### What is needed
Pictures do not belong in the copy; quote every entry below exactly.
[start]
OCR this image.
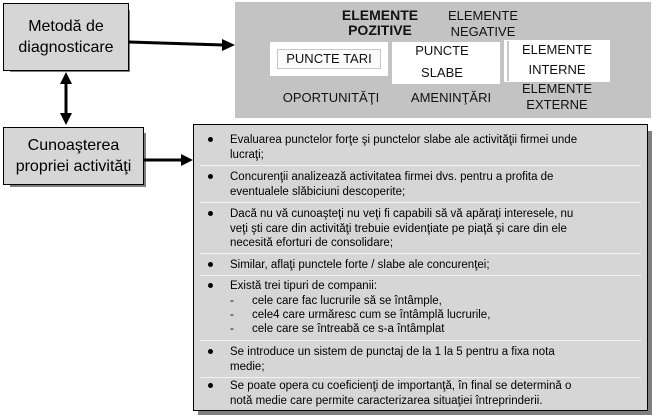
Metodă de
diagnosticare
Cunoaşterea
propriei activităţi
ELEMENTE
POZITIVE
ELEMENTE
NEGATIVE
PUNCTE TARI
PUNCTE
SLABE
ELEMENTE
INTERNE
OPORTUNITĂŢI	AMENINŢĂRI
ELEMENTE
EXTERNE
Evaluarea punctelor forţe şi punctelor slabe ale activităţii firmei unde
lucraţi;
Concurenţii analizează activitatea firmei dvs. pentru a profita de
eventualele slăbiciuni descoperite;
Dacă nu vă cunoaşteţi nu veţi fi capabili să vă apăraţi interesele, nu
veţi şti care din activităţi trebuie evidenţiate pe piaţă şi care din ele
necesită eforturi de consolidare;
Similar, aflaţi punctele forte / slabe ale concurenţei;
Există trei tipuri de companii:
- cele care fac lucrurile să se întâmple,
- cele4 care urmăresc cum se întâmplă lucrurile,
- cele care se întreabă ce s-a întâmplat
Se introduce un sistem de punctaj de la 1 la 5 pentru a fixa nota
medie;
Se poate opera cu coeficienţi de importanţă, în final se determină o
notă medie care permite caracterizarea situaţiei întreprinderii.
[end]
### Reply
OCR this image.
Metodă de
diagnosticare
Cunoaşterea
propriei activităţi
ELEMENTE
POZITIVE
ELEMENTE
NEGATIVE
PUNCTE TARI
PUNCTE
SLABE
ELEMENTE
INTERNE
OPORTUNITĂŢI	AMENINŢĂRI
ELEMENTE
EXTERNE
Evaluarea punctelor forţe şi punctelor slabe ale activităţii firmei unde
lucraţi;
Concurenţii analizează activitatea firmei dvs. pentru a profita de
eventualele slăbiciuni descoperite;
Dacă nu vă cunoaşteţi nu veţi fi capabili să vă apăraţi interesele, nu
veţi şti care din activităţi trebuie evidenţiate pe piaţă şi care din ele
necesită eforturi de consolidare;
Similar, aflaţi punctele forte / slabe ale concurenţei;
Există trei tipuri de companii:
- cele care fac lucrurile să se întâmple,
- cele4 care urmăresc cum se întâmplă lucrurile,
- cele care se întreabă ce s-a întâmplat
Se introduce un sistem de punctaj de la 1 la 5 pentru a fixa nota
medie;
Se poate opera cu coeficienţi de importanţă, în final se determină o
notă medie care permite caracterizarea situaţiei întreprinderii.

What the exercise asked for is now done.